» **Stated task**:
Find the string "Placeholder" in the records. Copy every line it appears in.

(Records from a data collection)

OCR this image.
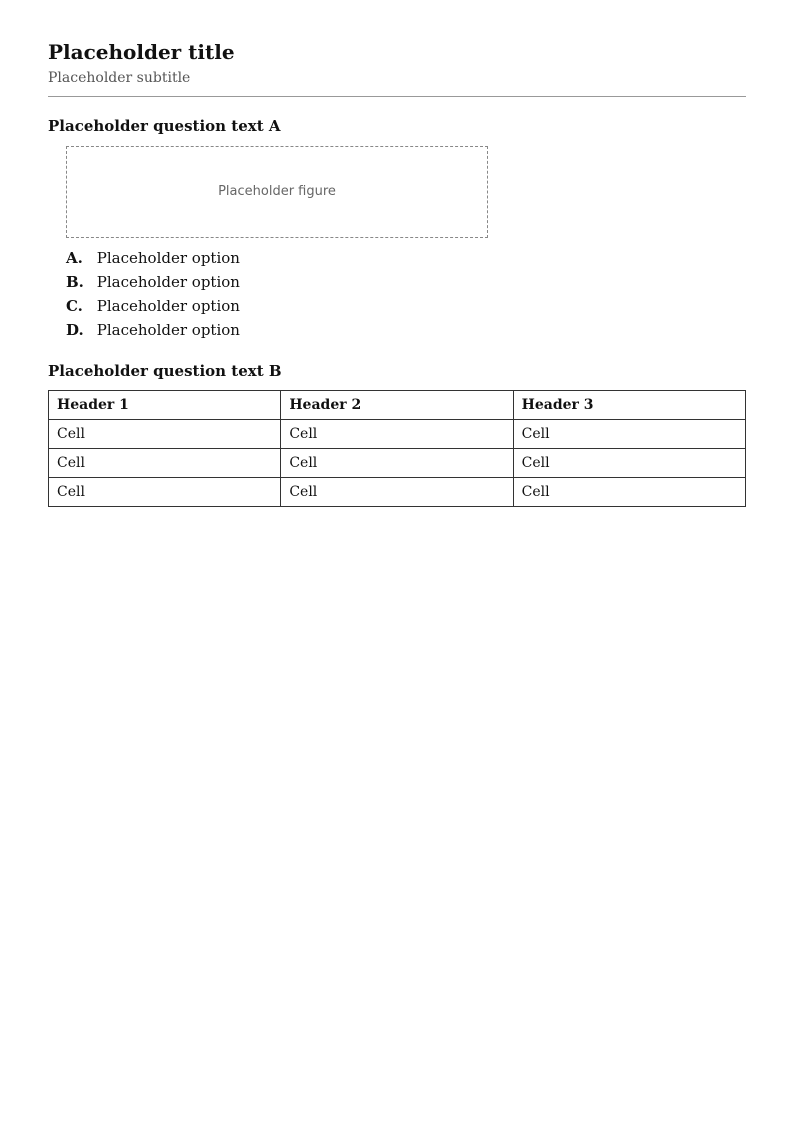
Placeholder title

Placeholder subtitle

Placeholder question text A
Placeholder figure
A. Placeholder option
B. Placeholder option
C. Placeholder option
D. Placeholder option
Placeholder question text B
Header 1	Header 2	Header 3
Cell	Cell	Cell
Cell	Cell	Cell
Cell	Cell	Cell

» **Task solution**:
Placeholder title
Placeholder subtitle
Placeholder question text A
Placeholder figure
A. Placeholder option
B. Placeholder option
C. Placeholder option
D. Placeholder option
Placeholder question text B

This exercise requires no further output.